Recorded data:
########################################

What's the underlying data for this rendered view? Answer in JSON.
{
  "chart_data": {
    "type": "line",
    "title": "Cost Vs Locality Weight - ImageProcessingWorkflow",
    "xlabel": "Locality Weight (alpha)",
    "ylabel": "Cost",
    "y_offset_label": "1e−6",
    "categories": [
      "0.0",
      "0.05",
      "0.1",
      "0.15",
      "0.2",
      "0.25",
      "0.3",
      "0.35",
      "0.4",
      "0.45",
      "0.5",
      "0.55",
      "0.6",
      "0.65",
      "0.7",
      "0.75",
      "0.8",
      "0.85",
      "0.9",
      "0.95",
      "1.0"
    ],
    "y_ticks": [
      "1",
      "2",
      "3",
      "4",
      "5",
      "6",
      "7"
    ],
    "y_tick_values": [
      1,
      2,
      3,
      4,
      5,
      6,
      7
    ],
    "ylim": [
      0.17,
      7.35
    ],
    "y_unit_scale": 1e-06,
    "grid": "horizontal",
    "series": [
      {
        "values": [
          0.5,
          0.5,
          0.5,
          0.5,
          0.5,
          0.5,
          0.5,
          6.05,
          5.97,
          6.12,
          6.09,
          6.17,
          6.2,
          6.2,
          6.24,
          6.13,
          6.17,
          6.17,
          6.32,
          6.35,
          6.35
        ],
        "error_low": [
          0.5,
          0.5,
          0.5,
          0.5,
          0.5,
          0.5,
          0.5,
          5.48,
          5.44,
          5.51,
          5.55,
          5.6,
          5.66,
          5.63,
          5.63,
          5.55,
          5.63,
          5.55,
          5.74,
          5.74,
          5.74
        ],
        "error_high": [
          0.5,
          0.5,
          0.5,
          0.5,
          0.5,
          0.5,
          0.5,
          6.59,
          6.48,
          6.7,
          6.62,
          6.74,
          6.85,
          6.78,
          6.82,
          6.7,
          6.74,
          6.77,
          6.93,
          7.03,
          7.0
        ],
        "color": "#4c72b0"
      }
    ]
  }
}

########################################

• **Exercise description**: Transcribe the material above word for word.

• **Result for this exercise**:
What's the underlying data for this rendered view? Answer in JSON.
{
  "chart_data": {
    "type": "line",
    "title": "Cost Vs Locality Weight - ImageProcessingWorkflow",
    "xlabel": "Locality Weight (alpha)",
    "ylabel": "Cost",
    "y_offset_label": "1e−6",
    "categories": [
      "0.0",
      "0.05",
      "0.1",
      "0.15",
      "0.2",
      "0.25",
      "0.3",
      "0.35",
      "0.4",
      "0.45",
      "0.5",
      "0.55",
      "0.6",
      "0.65",
      "0.7",
      "0.75",
      "0.8",
      "0.85",
      "0.9",
      "0.95",
      "1.0"
    ],
    "y_ticks": [
      "1",
      "2",
      "3",
      "4",
      "5",
      "6",
      "7"
    ],
    "y_tick_values": [
      1,
      2,
      3,
      4,
      5,
      6,
      7
    ],
    "ylim": [
      0.17,
      7.35
    ],
    "y_unit_scale": 1e-06,
    "grid": "horizontal",
    "series": [
      {
        "values": [
          0.5,
          0.5,
          0.5,
          0.5,
          0.5,
          0.5,
          0.5,
          6.05,
          5.97,
          6.12,
          6.09,
          6.17,
          6.2,
          6.2,
          6.24,
          6.13,
          6.17,
          6.17,
          6.32,
          6.35,
          6.35
        ],
        "error_low": [
          0.5,
          0.5,
          0.5,
          0.5,
          0.5,
          0.5,
          0.5,
          5.48,
          5.44,
          5.51,
          5.55,
          5.6,
          5.66,
          5.63,
          5.63,
          5.55,
          5.63,
          5.55,
          5.74,
          5.74,
          5.74
        ],
        "error_high": [
          0.5,
          0.5,
          0.5,
          0.5,
          0.5,
          0.5,
          0.5,
          6.59,
          6.48,
          6.7,
          6.62,
          6.74,
          6.85,
          6.78,
          6.82,
          6.7,
          6.74,
          6.77,
          6.93,
          7.03,
          7.0
        ],
        "color": "#4c72b0"
      }
    ]
  }
}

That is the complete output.